• Problem statement: Rewrite the rows below so that each "check-time" becomes "checked-at", keeping everything else the same.

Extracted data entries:
## start
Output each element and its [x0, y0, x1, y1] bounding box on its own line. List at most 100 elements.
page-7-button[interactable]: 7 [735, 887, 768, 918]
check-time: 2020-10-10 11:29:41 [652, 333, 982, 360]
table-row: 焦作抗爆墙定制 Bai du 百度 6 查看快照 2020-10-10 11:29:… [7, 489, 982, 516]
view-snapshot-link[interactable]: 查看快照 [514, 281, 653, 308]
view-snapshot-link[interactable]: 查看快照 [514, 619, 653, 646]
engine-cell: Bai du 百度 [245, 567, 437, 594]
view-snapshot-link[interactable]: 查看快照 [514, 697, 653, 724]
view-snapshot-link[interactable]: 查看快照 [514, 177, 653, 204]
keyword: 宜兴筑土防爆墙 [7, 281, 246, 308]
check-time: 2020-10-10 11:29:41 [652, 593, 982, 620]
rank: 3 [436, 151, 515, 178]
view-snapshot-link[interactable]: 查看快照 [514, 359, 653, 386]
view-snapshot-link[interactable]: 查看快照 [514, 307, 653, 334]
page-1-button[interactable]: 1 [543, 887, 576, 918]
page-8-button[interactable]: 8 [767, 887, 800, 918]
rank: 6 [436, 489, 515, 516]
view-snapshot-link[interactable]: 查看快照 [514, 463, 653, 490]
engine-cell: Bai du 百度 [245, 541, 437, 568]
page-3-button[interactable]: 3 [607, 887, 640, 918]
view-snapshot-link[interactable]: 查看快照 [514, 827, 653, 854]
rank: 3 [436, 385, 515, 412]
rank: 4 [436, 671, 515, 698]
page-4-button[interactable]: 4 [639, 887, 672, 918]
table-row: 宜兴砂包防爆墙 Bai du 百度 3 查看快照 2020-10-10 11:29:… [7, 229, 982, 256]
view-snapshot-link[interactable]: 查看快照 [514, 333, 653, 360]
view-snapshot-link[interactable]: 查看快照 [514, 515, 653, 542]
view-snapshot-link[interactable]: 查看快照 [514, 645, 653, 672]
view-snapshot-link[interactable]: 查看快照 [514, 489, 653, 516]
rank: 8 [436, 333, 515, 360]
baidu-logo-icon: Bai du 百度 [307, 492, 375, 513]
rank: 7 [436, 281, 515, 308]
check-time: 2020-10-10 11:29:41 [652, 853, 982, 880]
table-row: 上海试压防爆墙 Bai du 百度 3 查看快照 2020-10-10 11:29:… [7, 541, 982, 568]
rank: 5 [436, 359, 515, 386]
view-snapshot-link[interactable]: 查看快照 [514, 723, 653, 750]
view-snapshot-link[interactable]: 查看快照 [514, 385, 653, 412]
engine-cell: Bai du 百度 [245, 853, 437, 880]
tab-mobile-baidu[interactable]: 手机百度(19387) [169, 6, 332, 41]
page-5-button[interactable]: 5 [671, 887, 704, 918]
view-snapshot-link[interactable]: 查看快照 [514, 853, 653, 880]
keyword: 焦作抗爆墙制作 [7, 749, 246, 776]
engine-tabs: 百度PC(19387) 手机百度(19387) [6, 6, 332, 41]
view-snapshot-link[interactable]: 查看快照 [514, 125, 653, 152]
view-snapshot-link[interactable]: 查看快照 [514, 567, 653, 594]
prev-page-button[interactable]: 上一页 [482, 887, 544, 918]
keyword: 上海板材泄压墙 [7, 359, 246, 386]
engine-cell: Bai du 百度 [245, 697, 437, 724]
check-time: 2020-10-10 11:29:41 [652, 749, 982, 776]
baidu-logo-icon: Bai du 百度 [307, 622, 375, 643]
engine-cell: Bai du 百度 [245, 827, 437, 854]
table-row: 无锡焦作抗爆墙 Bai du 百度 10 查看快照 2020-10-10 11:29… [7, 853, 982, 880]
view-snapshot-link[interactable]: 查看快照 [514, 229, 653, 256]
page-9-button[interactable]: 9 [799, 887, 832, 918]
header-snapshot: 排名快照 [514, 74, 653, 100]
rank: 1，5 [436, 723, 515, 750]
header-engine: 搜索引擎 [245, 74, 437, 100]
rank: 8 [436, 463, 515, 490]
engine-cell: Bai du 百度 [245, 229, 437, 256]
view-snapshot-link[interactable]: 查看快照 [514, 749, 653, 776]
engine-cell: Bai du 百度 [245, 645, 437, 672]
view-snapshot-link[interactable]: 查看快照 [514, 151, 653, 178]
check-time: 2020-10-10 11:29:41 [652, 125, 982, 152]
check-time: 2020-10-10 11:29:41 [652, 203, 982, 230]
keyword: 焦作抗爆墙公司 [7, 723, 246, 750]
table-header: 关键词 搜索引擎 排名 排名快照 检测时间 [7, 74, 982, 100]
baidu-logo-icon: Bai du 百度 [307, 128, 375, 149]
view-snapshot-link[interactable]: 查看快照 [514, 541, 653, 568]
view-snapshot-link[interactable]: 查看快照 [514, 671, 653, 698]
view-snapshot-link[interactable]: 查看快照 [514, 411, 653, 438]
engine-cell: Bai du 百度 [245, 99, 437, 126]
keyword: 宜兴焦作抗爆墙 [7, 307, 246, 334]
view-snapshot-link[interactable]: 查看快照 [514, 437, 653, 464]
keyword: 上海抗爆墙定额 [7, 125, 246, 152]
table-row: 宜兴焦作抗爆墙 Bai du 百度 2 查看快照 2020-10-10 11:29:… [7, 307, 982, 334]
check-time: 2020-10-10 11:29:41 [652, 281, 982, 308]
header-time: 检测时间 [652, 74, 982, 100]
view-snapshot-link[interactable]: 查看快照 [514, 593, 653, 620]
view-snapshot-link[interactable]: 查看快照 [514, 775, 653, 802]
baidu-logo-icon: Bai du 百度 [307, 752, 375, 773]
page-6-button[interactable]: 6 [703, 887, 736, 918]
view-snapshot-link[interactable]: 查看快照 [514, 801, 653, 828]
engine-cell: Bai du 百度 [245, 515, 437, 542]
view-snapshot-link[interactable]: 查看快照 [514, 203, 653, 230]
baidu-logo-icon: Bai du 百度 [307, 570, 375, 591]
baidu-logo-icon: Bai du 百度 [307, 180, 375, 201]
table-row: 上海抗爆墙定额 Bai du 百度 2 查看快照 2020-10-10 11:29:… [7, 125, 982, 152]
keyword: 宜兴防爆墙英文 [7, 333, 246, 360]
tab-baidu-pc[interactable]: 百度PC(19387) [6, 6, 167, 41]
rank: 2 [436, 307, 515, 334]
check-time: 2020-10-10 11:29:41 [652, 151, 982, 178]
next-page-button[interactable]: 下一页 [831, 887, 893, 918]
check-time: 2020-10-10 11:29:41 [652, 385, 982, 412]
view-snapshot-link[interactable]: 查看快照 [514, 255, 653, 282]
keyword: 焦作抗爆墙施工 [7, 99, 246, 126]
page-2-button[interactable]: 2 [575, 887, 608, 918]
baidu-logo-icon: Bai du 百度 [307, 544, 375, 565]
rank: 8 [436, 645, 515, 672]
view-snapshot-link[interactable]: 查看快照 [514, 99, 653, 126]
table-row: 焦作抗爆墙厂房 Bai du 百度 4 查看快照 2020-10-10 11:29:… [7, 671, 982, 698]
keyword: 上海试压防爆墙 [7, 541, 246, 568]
## end
• Expected answer:
Output each element and its [x0, y0, x1, y1] bounding box on its own line. List at most 100 elements.
page-7-button[interactable]: 7 [735, 887, 768, 918]
checked-at: 2020-10-10 11:29:41 [652, 333, 982, 360]
table-row: 焦作抗爆墙定制 Bai du 百度 6 查看快照 2020-10-10 11:29:… [7, 489, 982, 516]
view-snapshot-link[interactable]: 查看快照 [514, 281, 653, 308]
view-snapshot-link[interactable]: 查看快照 [514, 619, 653, 646]
engine-cell: Bai du 百度 [245, 567, 437, 594]
view-snapshot-link[interactable]: 查看快照 [514, 697, 653, 724]
view-snapshot-link[interactable]: 查看快照 [514, 177, 653, 204]
keyword: 宜兴筑土防爆墙 [7, 281, 246, 308]
checked-at: 2020-10-10 11:29:41 [652, 593, 982, 620]
rank: 3 [436, 151, 515, 178]
view-snapshot-link[interactable]: 查看快照 [514, 359, 653, 386]
view-snapshot-link[interactable]: 查看快照 [514, 307, 653, 334]
page-1-button[interactable]: 1 [543, 887, 576, 918]
page-8-button[interactable]: 8 [767, 887, 800, 918]
rank: 6 [436, 489, 515, 516]
view-snapshot-link[interactable]: 查看快照 [514, 463, 653, 490]
engine-cell: Bai du 百度 [245, 541, 437, 568]
page-3-button[interactable]: 3 [607, 887, 640, 918]
view-snapshot-link[interactable]: 查看快照 [514, 827, 653, 854]
rank: 3 [436, 385, 515, 412]
rank: 4 [436, 671, 515, 698]
page-4-button[interactable]: 4 [639, 887, 672, 918]
table-row: 宜兴砂包防爆墙 Bai du 百度 3 查看快照 2020-10-10 11:29:… [7, 229, 982, 256]
view-snapshot-link[interactable]: 查看快照 [514, 333, 653, 360]
view-snapshot-link[interactable]: 查看快照 [514, 515, 653, 542]
view-snapshot-link[interactable]: 查看快照 [514, 645, 653, 672]
view-snapshot-link[interactable]: 查看快照 [514, 489, 653, 516]
rank: 8 [436, 333, 515, 360]
baidu-logo-icon: Bai du 百度 [307, 492, 375, 513]
rank: 7 [436, 281, 515, 308]
checked-at: 2020-10-10 11:29:41 [652, 853, 982, 880]
table-row: 上海试压防爆墙 Bai du 百度 3 查看快照 2020-10-10 11:29:… [7, 541, 982, 568]
rank: 5 [436, 359, 515, 386]
view-snapshot-link[interactable]: 查看快照 [514, 723, 653, 750]
view-snapshot-link[interactable]: 查看快照 [514, 385, 653, 412]
engine-cell: Bai du 百度 [245, 853, 437, 880]
tab-mobile-baidu[interactable]: 手机百度(19387) [169, 6, 332, 41]
page-5-button[interactable]: 5 [671, 887, 704, 918]
view-snapshot-link[interactable]: 查看快照 [514, 853, 653, 880]
keyword: 焦作抗爆墙制作 [7, 749, 246, 776]
engine-tabs: 百度PC(19387) 手机百度(19387) [6, 6, 332, 41]
view-snapshot-link[interactable]: 查看快照 [514, 125, 653, 152]
view-snapshot-link[interactable]: 查看快照 [514, 567, 653, 594]
prev-page-button[interactable]: 上一页 [482, 887, 544, 918]
keyword: 上海板材泄压墙 [7, 359, 246, 386]
engine-cell: Bai du 百度 [245, 697, 437, 724]
checked-at: 2020-10-10 11:29:41 [652, 749, 982, 776]
baidu-logo-icon: Bai du 百度 [307, 622, 375, 643]
engine-cell: Bai du 百度 [245, 827, 437, 854]
table-row: 无锡焦作抗爆墙 Bai du 百度 10 查看快照 2020-10-10 11:29… [7, 853, 982, 880]
view-snapshot-link[interactable]: 查看快照 [514, 229, 653, 256]
page-9-button[interactable]: 9 [799, 887, 832, 918]
header-snapshot: 排名快照 [514, 74, 653, 100]
rank: 1，5 [436, 723, 515, 750]
header-engine: 搜索引擎 [245, 74, 437, 100]
rank: 8 [436, 463, 515, 490]
engine-cell: Bai du 百度 [245, 229, 437, 256]
view-snapshot-link[interactable]: 查看快照 [514, 749, 653, 776]
engine-cell: Bai du 百度 [245, 645, 437, 672]
view-snapshot-link[interactable]: 查看快照 [514, 151, 653, 178]
checked-at: 2020-10-10 11:29:41 [652, 125, 982, 152]
checked-at: 2020-10-10 11:29:41 [652, 203, 982, 230]
keyword: 焦作抗爆墙公司 [7, 723, 246, 750]
table-header: 关键词 搜索引擎 排名 排名快照 检测时间 [7, 74, 982, 100]
baidu-logo-icon: Bai du 百度 [307, 128, 375, 149]
view-snapshot-link[interactable]: 查看快照 [514, 541, 653, 568]
view-snapshot-link[interactable]: 查看快照 [514, 671, 653, 698]
view-snapshot-link[interactable]: 查看快照 [514, 411, 653, 438]
engine-cell: Bai du 百度 [245, 99, 437, 126]
keyword: 宜兴焦作抗爆墙 [7, 307, 246, 334]
view-snapshot-link[interactable]: 查看快照 [514, 437, 653, 464]
keyword: 上海抗爆墙定额 [7, 125, 246, 152]
table-row: 宜兴焦作抗爆墙 Bai du 百度 2 查看快照 2020-10-10 11:29:… [7, 307, 982, 334]
checked-at: 2020-10-10 11:29:41 [652, 281, 982, 308]
header-time: 检测时间 [652, 74, 982, 100]
view-snapshot-link[interactable]: 查看快照 [514, 593, 653, 620]
view-snapshot-link[interactable]: 查看快照 [514, 775, 653, 802]
baidu-logo-icon: Bai du 百度 [307, 752, 375, 773]
page-6-button[interactable]: 6 [703, 887, 736, 918]
view-snapshot-link[interactable]: 查看快照 [514, 801, 653, 828]
engine-cell: Bai du 百度 [245, 515, 437, 542]
view-snapshot-link[interactable]: 查看快照 [514, 203, 653, 230]
baidu-logo-icon: Bai du 百度 [307, 570, 375, 591]
baidu-logo-icon: Bai du 百度 [307, 180, 375, 201]
table-row: 上海抗爆墙定额 Bai du 百度 2 查看快照 2020-10-10 11:29:… [7, 125, 982, 152]
keyword: 宜兴防爆墙英文 [7, 333, 246, 360]
tab-baidu-pc[interactable]: 百度PC(19387) [6, 6, 167, 41]
rank: 2 [436, 307, 515, 334]
checked-at: 2020-10-10 11:29:41 [652, 151, 982, 178]
next-page-button[interactable]: 下一页 [831, 887, 893, 918]
checked-at: 2020-10-10 11:29:41 [652, 385, 982, 412]
view-snapshot-link[interactable]: 查看快照 [514, 255, 653, 282]
keyword: 焦作抗爆墙施工 [7, 99, 246, 126]
page-2-button[interactable]: 2 [575, 887, 608, 918]
baidu-logo-icon: Bai du 百度 [307, 544, 375, 565]
rank: 8 [436, 645, 515, 672]
view-snapshot-link[interactable]: 查看快照 [514, 99, 653, 126]
table-row: 焦作抗爆墙厂房 Bai du 百度 4 查看快照 2020-10-10 11:29:… [7, 671, 982, 698]
keyword: 上海试压防爆墙 [7, 541, 246, 568]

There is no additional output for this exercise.